======== Information shown ========
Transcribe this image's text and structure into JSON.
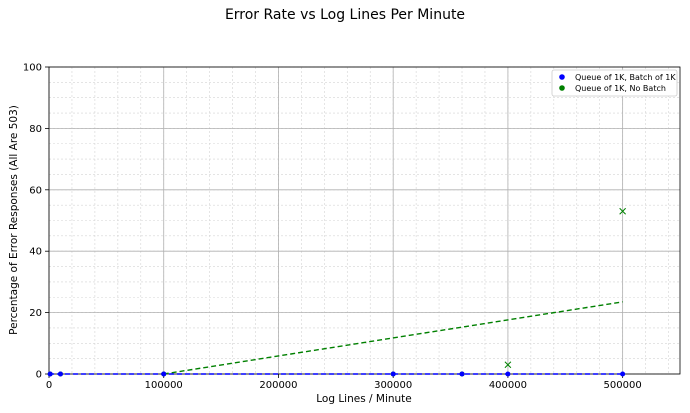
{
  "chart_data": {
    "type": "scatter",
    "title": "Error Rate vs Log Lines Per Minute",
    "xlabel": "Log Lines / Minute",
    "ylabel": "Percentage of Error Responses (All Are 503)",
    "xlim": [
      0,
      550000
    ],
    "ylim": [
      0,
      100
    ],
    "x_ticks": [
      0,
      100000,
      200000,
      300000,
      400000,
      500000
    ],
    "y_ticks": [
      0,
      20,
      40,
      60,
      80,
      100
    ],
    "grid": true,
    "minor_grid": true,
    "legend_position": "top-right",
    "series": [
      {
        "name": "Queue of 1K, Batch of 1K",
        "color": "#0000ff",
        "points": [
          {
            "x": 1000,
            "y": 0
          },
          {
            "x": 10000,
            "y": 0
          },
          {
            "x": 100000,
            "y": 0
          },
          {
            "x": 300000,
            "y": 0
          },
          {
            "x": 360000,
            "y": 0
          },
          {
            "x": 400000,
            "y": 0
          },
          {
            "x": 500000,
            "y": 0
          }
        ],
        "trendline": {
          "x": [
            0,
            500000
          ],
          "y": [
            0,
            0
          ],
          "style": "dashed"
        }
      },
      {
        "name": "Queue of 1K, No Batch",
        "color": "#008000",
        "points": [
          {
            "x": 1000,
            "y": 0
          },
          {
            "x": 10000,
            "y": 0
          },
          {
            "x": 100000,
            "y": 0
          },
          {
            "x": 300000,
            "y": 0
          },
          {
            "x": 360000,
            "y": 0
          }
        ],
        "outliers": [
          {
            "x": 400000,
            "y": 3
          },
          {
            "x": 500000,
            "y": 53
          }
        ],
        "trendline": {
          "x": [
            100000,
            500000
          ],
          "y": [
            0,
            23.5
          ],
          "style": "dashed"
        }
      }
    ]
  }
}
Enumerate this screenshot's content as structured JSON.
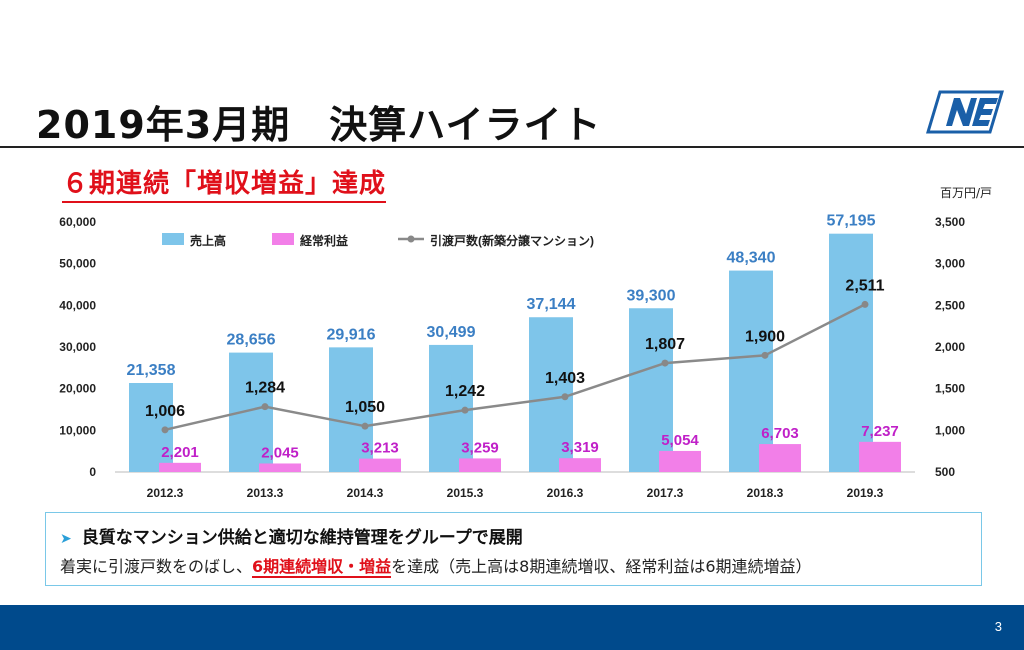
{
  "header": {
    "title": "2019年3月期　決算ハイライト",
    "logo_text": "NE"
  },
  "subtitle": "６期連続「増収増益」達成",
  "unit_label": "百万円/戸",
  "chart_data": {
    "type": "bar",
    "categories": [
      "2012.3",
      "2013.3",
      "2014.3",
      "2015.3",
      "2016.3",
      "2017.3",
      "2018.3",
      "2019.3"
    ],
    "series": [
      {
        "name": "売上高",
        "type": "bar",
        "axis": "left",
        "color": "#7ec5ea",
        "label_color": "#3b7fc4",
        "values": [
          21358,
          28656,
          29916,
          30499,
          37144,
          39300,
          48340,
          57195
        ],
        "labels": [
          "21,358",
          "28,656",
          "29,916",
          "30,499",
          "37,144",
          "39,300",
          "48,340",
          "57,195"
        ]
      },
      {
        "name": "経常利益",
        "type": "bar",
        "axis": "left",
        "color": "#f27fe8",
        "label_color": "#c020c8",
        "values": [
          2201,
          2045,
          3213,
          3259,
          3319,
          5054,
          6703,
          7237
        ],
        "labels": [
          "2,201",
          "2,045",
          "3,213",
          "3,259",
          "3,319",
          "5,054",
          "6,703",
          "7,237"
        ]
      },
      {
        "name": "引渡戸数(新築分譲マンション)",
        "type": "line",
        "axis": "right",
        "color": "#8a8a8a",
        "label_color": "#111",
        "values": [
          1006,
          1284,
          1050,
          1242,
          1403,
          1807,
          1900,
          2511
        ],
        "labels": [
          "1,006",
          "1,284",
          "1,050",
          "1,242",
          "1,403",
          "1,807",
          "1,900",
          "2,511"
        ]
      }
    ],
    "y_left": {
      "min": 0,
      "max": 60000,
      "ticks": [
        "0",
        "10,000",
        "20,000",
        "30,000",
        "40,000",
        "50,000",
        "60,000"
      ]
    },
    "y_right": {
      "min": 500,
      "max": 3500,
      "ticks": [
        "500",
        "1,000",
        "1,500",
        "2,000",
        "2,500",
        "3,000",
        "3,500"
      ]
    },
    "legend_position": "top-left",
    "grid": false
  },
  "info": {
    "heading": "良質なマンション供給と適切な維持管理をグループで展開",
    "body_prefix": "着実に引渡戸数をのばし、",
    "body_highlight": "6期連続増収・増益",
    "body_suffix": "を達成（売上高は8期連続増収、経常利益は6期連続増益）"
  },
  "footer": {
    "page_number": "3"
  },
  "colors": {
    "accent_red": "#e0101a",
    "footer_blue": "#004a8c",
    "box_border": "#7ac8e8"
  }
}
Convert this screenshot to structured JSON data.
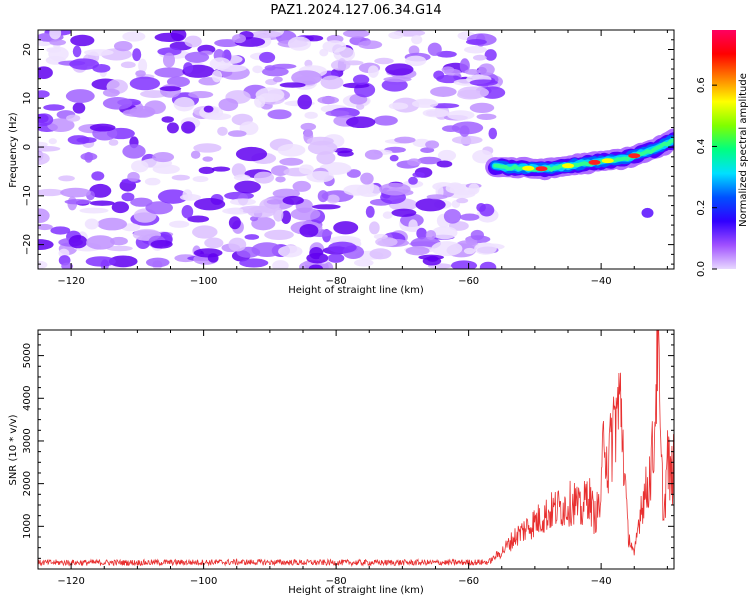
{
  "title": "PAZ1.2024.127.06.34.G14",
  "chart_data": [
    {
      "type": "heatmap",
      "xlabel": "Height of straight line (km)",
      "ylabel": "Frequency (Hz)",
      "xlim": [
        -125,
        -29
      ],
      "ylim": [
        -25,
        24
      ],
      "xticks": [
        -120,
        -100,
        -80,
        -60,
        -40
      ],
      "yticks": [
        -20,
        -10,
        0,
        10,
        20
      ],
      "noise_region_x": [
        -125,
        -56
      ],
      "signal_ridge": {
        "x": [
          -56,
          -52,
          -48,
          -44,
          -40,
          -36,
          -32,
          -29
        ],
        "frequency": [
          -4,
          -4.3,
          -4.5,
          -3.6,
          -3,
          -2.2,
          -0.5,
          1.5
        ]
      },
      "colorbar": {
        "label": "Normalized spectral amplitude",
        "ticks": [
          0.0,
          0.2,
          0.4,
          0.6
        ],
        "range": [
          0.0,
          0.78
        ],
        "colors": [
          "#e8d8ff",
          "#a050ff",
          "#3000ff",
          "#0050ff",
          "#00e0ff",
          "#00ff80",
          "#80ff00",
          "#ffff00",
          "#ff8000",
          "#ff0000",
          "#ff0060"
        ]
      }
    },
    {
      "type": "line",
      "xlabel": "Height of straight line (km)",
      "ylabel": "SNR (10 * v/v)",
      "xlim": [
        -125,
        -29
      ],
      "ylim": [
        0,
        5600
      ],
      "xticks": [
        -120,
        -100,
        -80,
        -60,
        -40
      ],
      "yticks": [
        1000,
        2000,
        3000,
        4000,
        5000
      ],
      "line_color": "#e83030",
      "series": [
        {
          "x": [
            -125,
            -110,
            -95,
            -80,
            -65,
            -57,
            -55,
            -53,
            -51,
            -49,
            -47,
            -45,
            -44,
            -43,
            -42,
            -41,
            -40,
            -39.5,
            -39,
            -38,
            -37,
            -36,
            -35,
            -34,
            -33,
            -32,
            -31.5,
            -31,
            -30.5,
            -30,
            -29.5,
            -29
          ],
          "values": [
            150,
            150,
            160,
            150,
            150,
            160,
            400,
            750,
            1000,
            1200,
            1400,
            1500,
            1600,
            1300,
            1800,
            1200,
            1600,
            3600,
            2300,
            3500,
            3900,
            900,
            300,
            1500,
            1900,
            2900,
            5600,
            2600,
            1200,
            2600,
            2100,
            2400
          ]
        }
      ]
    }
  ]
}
========
Task directions:
Leave out the pictures and give the rest of the records again exactly.

Result for this task:
Transcribe this image's text and structure into JSON.
{
  "chart_data": {
    "type": "scatter",
    "title": "Error Rate vs Log Lines Per Minute",
    "xlabel": "Log Lines / Minute",
    "ylabel": "Percentage of Error Responses (All Are 503)",
    "xlim": [
      0,
      550000
    ],
    "ylim": [
      0,
      100
    ],
    "x_ticks": [
      0,
      100000,
      200000,
      300000,
      400000,
      500000
    ],
    "y_ticks": [
      0,
      20,
      40,
      60,
      80,
      100
    ],
    "grid": true,
    "minor_grid": true,
    "legend_position": "top-right",
    "series": [
      {
        "name": "Queue of 1K, Batch of 1K",
        "color": "#0000ff",
        "points": [
          {
            "x": 1000,
            "y": 0
          },
          {
            "x": 10000,
            "y": 0
          },
          {
            "x": 100000,
            "y": 0
          },
          {
            "x": 300000,
            "y": 0
          },
          {
            "x": 360000,
            "y": 0
          },
          {
            "x": 400000,
            "y": 0
          },
          {
            "x": 500000,
            "y": 0
          }
        ],
        "trendline": {
          "x": [
            0,
            500000
          ],
          "y": [
            0,
            0
          ],
          "style": "dashed"
        }
      },
      {
        "name": "Queue of 1K, No Batch",
        "color": "#008000",
        "points": [
          {
            "x": 1000,
            "y": 0
          },
          {
            "x": 10000,
            "y": 0
          },
          {
            "x": 100000,
            "y": 0
          },
          {
            "x": 300000,
            "y": 0
          },
          {
            "x": 360000,
            "y": 0
          }
        ],
        "outliers": [
          {
            "x": 400000,
            "y": 3
          },
          {
            "x": 500000,
            "y": 53
          }
        ],
        "trendline": {
          "x": [
            100000,
            500000
          ],
          "y": [
            0,
            23.5
          ],
          "style": "dashed"
        }
      }
    ]
  }
}
Enumerate this screenshot's content as structured JSON.
{
  "header": {
    "title": "2019年3月期　決算ハイライト",
    "logo_text": "NE"
  },
  "subtitle": "６期連続「増収増益」達成",
  "unit_label": "百万円/戸",
  "chart_data": {
    "type": "bar",
    "categories": [
      "2012.3",
      "2013.3",
      "2014.3",
      "2015.3",
      "2016.3",
      "2017.3",
      "2018.3",
      "2019.3"
    ],
    "series": [
      {
        "name": "売上高",
        "type": "bar",
        "axis": "left",
        "color": "#7ec5ea",
        "label_color": "#3b7fc4",
        "values": [
          21358,
          28656,
          29916,
          30499,
          37144,
          39300,
          48340,
          57195
        ],
        "labels": [
          "21,358",
          "28,656",
          "29,916",
          "30,499",
          "37,144",
          "39,300",
          "48,340",
          "57,195"
        ]
      },
      {
        "name": "経常利益",
        "type": "bar",
        "axis": "left",
        "color": "#f27fe8",
        "label_color": "#c020c8",
        "values": [
          2201,
          2045,
          3213,
          3259,
          3319,
          5054,
          6703,
          7237
        ],
        "labels": [
          "2,201",
          "2,045",
          "3,213",
          "3,259",
          "3,319",
          "5,054",
          "6,703",
          "7,237"
        ]
      },
      {
        "name": "引渡戸数(新築分譲マンション)",
        "type": "line",
        "axis": "right",
        "color": "#8a8a8a",
        "label_color": "#111",
        "values": [
          1006,
          1284,
          1050,
          1242,
          1403,
          1807,
          1900,
          2511
        ],
        "labels": [
          "1,006",
          "1,284",
          "1,050",
          "1,242",
          "1,403",
          "1,807",
          "1,900",
          "2,511"
        ]
      }
    ],
    "y_left": {
      "min": 0,
      "max": 60000,
      "ticks": [
        "0",
        "10,000",
        "20,000",
        "30,000",
        "40,000",
        "50,000",
        "60,000"
      ]
    },
    "y_right": {
      "min": 500,
      "max": 3500,
      "ticks": [
        "500",
        "1,000",
        "1,500",
        "2,000",
        "2,500",
        "3,000",
        "3,500"
      ]
    },
    "legend_position": "top-left",
    "grid": false
  },
  "info": {
    "heading": "良質なマンション供給と適切な維持管理をグループで展開",
    "body_prefix": "着実に引渡戸数をのばし、",
    "body_highlight": "6期連続増収・増益",
    "body_suffix": "を達成（売上高は8期連続増収、経常利益は6期連続増益）"
  },
  "footer": {
    "page_number": "3"
  },
  "colors": {
    "accent_red": "#e0101a",
    "footer_blue": "#004a8c",
    "box_border": "#7ac8e8"
  }
}
Convert this screenshot to structured JSON data.
{
  "title": "PAZ1.2024.127.06.34.G14",
  "chart_data": [
    {
      "type": "heatmap",
      "xlabel": "Height of straight line (km)",
      "ylabel": "Frequency (Hz)",
      "xlim": [
        -125,
        -29
      ],
      "ylim": [
        -25,
        24
      ],
      "xticks": [
        -120,
        -100,
        -80,
        -60,
        -40
      ],
      "yticks": [
        -20,
        -10,
        0,
        10,
        20
      ],
      "noise_region_x": [
        -125,
        -56
      ],
      "signal_ridge": {
        "x": [
          -56,
          -52,
          -48,
          -44,
          -40,
          -36,
          -32,
          -29
        ],
        "frequency": [
          -4,
          -4.3,
          -4.5,
          -3.6,
          -3,
          -2.2,
          -0.5,
          1.5
        ]
      },
      "colorbar": {
        "label": "Normalized spectral amplitude",
        "ticks": [
          0.0,
          0.2,
          0.4,
          0.6
        ],
        "range": [
          0.0,
          0.78
        ],
        "colors": [
          "#e8d8ff",
          "#a050ff",
          "#3000ff",
          "#0050ff",
          "#00e0ff",
          "#00ff80",
          "#80ff00",
          "#ffff00",
          "#ff8000",
          "#ff0000",
          "#ff0060"
        ]
      }
    },
    {
      "type": "line",
      "xlabel": "Height of straight line (km)",
      "ylabel": "SNR (10 * v/v)",
      "xlim": [
        -125,
        -29
      ],
      "ylim": [
        0,
        5600
      ],
      "xticks": [
        -120,
        -100,
        -80,
        -60,
        -40
      ],
      "yticks": [
        1000,
        2000,
        3000,
        4000,
        5000
      ],
      "line_color": "#e83030",
      "series": [
        {
          "x": [
            -125,
            -110,
            -95,
            -80,
            -65,
            -57,
            -55,
            -53,
            -51,
            -49,
            -47,
            -45,
            -44,
            -43,
            -42,
            -41,
            -40,
            -39.5,
            -39,
            -38,
            -37,
            -36,
            -35,
            -34,
            -33,
            -32,
            -31.5,
            -31,
            -30.5,
            -30,
            -29.5,
            -29
          ],
          "values": [
            150,
            150,
            160,
            150,
            150,
            160,
            400,
            750,
            1000,
            1200,
            1400,
            1500,
            1600,
            1300,
            1800,
            1200,
            1600,
            3600,
            2300,
            3500,
            3900,
            900,
            300,
            1500,
            1900,
            2900,
            5600,
            2600,
            1200,
            2600,
            2100,
            2400
          ]
        }
      ]
    }
  ]
}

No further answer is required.